### [What this task involves]
Copy out every line of the data exactly.

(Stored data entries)
** START **
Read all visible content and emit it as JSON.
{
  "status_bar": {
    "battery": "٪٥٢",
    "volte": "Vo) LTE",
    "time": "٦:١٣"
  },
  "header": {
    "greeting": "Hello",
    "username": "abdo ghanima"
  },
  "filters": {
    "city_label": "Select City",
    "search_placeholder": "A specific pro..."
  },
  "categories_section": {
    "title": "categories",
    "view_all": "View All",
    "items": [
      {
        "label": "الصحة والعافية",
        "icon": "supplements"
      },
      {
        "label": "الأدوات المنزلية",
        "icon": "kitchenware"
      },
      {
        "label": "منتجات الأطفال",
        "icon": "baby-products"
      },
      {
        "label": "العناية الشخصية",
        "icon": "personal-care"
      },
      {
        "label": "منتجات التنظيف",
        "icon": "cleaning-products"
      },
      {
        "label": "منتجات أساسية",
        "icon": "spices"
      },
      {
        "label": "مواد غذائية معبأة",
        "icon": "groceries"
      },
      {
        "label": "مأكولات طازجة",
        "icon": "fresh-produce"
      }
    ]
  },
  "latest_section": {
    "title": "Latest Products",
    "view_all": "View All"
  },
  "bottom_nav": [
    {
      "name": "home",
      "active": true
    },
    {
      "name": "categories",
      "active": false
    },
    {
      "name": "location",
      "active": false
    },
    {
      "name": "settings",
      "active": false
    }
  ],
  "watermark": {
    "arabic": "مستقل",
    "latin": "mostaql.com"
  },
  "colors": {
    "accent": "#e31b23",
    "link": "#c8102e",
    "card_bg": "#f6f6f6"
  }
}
** END **
### [Result]
Read all visible content and emit it as JSON.
{
  "status_bar": {
    "battery": "٪٥٢",
    "volte": "Vo) LTE",
    "time": "٦:١٣"
  },
  "header": {
    "greeting": "Hello",
    "username": "abdo ghanima"
  },
  "filters": {
    "city_label": "Select City",
    "search_placeholder": "A specific pro..."
  },
  "categories_section": {
    "title": "categories",
    "view_all": "View All",
    "items": [
      {
        "label": "الصحة والعافية",
        "icon": "supplements"
      },
      {
        "label": "الأدوات المنزلية",
        "icon": "kitchenware"
      },
      {
        "label": "منتجات الأطفال",
        "icon": "baby-products"
      },
      {
        "label": "العناية الشخصية",
        "icon": "personal-care"
      },
      {
        "label": "منتجات التنظيف",
        "icon": "cleaning-products"
      },
      {
        "label": "منتجات أساسية",
        "icon": "spices"
      },
      {
        "label": "مواد غذائية معبأة",
        "icon": "groceries"
      },
      {
        "label": "مأكولات طازجة",
        "icon": "fresh-produce"
      }
    ]
  },
  "latest_section": {
    "title": "Latest Products",
    "view_all": "View All"
  },
  "bottom_nav": [
    {
      "name": "home",
      "active": true
    },
    {
      "name": "categories",
      "active": false
    },
    {
      "name": "location",
      "active": false
    },
    {
      "name": "settings",
      "active": false
    }
  ],
  "watermark": {
    "arabic": "مستقل",
    "latin": "mostaql.com"
  },
  "colors": {
    "accent": "#e31b23",
    "link": "#c8102e",
    "card_bg": "#f6f6f6"
  }
}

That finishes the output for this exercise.